Exercise details
Transcribe each entry below exactly. Pictures do not go in the copy.

═══

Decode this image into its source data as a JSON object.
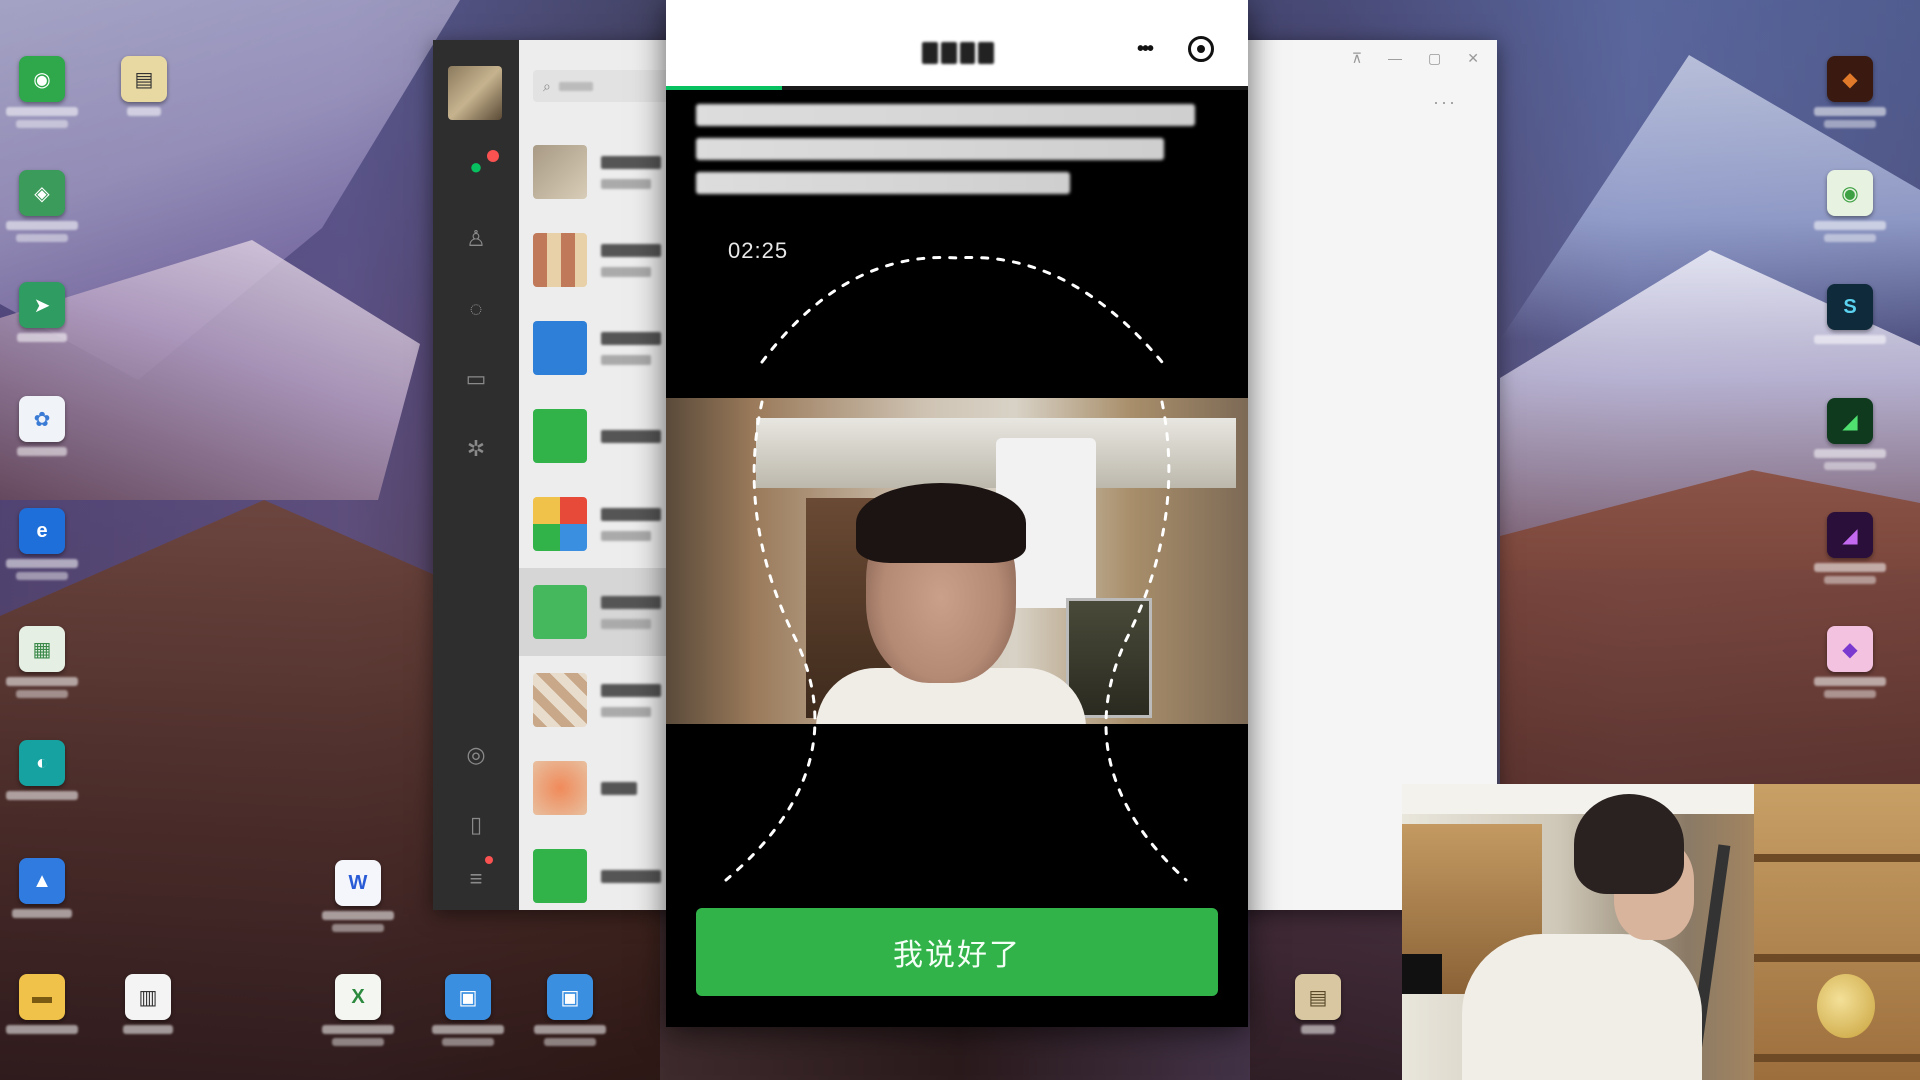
{
  "colors": {
    "wechat_green": "#07c160",
    "button_green": "#31b34a",
    "panel_black": "#000000"
  },
  "wechat": {
    "search_icon": "search-icon",
    "rail_icons": [
      "chat-icon",
      "contacts-icon",
      "favorites-icon",
      "files-icon",
      "settings-icon",
      "moments-icon",
      "phone-icon",
      "menu-icon"
    ]
  },
  "recording": {
    "timer": "02:25",
    "progress": 0.2
  },
  "buttons": {
    "done_label": "我说好了"
  }
}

═══

Full answer
Decode this image into its source data as a JSON object.
{
  "colors": {
    "wechat_green": "#07c160",
    "button_green": "#31b34a",
    "panel_black": "#000000"
  },
  "wechat": {
    "search_icon": "search-icon",
    "rail_icons": [
      "chat-icon",
      "contacts-icon",
      "favorites-icon",
      "files-icon",
      "settings-icon",
      "moments-icon",
      "phone-icon",
      "menu-icon"
    ]
  },
  "recording": {
    "timer": "02:25",
    "progress": 0.2
  },
  "buttons": {
    "done_label": "我说好了"
  }
}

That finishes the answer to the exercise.